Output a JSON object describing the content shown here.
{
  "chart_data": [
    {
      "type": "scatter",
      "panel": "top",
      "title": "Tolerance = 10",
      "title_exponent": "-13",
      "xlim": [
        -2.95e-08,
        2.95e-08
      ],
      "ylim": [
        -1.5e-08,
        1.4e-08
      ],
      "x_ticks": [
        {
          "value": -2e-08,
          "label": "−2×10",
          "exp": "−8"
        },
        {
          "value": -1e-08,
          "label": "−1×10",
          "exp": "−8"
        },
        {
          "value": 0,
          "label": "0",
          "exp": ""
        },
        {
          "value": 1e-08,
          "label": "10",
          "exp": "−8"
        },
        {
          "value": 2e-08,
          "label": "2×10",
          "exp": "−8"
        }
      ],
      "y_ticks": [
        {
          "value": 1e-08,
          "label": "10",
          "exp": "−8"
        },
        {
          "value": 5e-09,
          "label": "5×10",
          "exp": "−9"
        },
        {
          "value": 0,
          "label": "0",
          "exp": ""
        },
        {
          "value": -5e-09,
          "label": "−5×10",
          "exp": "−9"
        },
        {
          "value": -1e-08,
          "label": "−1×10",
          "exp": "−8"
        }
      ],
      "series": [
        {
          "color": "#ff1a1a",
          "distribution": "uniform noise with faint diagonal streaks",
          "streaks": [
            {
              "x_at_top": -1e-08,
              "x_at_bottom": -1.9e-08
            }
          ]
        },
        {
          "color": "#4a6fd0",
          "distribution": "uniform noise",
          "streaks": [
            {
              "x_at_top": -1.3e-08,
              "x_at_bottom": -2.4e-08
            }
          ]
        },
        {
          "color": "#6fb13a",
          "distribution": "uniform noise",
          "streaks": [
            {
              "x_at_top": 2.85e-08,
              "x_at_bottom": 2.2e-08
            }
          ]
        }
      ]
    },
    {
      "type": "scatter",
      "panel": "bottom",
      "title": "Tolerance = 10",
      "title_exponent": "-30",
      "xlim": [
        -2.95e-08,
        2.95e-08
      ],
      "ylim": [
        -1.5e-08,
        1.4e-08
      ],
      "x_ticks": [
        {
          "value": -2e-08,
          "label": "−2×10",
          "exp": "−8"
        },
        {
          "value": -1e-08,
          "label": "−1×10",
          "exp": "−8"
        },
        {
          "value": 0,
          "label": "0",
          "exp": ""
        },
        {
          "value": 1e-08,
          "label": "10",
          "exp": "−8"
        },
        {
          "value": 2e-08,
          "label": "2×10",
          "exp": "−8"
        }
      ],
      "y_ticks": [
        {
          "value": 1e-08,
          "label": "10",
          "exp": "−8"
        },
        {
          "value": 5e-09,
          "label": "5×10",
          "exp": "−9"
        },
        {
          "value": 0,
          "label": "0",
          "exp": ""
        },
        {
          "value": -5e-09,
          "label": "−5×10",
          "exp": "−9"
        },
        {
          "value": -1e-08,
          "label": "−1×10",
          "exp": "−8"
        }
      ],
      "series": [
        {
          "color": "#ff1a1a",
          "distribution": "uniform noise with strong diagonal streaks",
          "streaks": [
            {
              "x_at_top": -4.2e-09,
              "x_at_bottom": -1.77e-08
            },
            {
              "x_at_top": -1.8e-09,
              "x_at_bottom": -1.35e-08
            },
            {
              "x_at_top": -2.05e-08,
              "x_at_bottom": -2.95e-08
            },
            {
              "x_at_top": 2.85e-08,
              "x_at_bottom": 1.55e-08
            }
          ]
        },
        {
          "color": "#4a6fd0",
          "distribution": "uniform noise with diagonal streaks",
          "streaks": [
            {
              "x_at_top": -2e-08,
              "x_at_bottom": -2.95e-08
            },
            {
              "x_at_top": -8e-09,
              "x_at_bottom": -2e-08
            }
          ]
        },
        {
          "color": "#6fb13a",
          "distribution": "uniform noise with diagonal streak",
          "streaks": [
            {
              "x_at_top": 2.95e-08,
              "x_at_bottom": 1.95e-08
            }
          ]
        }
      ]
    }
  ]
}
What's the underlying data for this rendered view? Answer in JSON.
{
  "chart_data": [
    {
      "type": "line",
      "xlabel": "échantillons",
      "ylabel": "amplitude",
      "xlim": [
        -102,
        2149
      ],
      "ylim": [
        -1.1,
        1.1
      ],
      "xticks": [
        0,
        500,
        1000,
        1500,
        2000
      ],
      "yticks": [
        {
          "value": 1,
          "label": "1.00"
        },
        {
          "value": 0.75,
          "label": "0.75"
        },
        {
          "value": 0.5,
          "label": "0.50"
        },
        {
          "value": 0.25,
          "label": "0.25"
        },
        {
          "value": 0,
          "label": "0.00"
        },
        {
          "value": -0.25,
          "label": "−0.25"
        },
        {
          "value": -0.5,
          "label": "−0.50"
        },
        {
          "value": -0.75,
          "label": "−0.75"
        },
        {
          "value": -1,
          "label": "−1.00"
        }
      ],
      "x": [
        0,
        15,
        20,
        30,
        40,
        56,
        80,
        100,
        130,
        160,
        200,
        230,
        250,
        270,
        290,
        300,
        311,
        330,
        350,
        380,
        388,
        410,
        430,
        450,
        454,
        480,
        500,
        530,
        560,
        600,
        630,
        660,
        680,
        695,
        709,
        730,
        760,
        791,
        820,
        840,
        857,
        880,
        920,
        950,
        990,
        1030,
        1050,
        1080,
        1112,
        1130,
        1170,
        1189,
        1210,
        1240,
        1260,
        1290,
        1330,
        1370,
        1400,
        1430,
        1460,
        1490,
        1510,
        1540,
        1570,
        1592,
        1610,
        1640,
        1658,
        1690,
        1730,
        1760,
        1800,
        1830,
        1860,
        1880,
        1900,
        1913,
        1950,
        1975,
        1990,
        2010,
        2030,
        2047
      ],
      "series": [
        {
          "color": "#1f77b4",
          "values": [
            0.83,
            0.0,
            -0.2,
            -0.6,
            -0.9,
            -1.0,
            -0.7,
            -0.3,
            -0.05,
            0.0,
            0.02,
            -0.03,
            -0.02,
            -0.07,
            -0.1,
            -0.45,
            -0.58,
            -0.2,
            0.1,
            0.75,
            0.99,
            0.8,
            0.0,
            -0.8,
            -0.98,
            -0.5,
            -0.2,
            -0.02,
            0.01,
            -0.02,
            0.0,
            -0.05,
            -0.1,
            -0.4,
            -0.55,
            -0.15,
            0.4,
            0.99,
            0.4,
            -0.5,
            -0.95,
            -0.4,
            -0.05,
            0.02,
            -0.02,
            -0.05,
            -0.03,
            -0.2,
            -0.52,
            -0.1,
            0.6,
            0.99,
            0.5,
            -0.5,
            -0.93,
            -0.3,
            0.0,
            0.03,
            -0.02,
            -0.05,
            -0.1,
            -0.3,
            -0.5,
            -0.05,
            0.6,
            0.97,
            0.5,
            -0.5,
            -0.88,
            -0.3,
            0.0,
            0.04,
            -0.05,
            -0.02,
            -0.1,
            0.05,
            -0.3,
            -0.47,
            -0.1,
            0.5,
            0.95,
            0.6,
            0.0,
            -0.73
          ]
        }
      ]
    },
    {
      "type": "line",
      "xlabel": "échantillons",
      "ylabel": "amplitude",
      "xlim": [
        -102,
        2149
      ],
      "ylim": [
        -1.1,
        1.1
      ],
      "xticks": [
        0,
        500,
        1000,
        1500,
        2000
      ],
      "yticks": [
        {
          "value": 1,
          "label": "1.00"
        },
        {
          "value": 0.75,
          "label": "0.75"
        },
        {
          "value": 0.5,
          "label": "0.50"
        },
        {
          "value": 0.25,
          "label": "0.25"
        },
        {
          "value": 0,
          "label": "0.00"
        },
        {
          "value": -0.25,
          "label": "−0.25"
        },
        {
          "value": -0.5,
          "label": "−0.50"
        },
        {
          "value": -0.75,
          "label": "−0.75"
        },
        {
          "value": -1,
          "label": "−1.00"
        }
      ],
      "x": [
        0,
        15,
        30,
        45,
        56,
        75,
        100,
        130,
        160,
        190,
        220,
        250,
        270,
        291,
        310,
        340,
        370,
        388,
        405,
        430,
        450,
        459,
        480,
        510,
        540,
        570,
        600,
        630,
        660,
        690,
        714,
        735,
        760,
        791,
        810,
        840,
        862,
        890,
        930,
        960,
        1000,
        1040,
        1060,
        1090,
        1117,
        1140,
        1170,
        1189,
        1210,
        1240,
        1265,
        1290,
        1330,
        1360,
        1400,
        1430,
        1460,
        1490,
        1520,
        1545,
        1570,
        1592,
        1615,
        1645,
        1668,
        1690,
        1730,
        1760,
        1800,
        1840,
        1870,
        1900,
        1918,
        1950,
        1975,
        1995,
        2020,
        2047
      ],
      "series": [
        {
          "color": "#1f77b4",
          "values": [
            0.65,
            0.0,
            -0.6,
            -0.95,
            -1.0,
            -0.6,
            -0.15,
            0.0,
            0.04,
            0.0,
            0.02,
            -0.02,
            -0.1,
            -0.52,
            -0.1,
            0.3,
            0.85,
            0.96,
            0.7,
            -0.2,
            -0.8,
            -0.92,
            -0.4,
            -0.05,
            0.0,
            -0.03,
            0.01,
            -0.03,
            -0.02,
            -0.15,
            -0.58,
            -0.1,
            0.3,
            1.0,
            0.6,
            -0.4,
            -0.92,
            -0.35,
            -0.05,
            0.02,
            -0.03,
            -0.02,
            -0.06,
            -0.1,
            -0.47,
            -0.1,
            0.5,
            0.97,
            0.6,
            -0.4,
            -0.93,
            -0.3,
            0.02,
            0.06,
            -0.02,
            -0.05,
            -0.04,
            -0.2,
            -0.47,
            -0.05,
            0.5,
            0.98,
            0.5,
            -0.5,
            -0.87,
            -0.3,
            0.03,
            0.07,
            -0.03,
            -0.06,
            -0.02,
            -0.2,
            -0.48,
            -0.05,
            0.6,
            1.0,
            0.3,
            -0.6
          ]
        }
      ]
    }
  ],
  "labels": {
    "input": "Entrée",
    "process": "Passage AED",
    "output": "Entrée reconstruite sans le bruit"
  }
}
=-=-=-=-=
→ **Directive**: Report only a number: how many lines in the material above contain the string "JSON".

→ **Correct output**: 2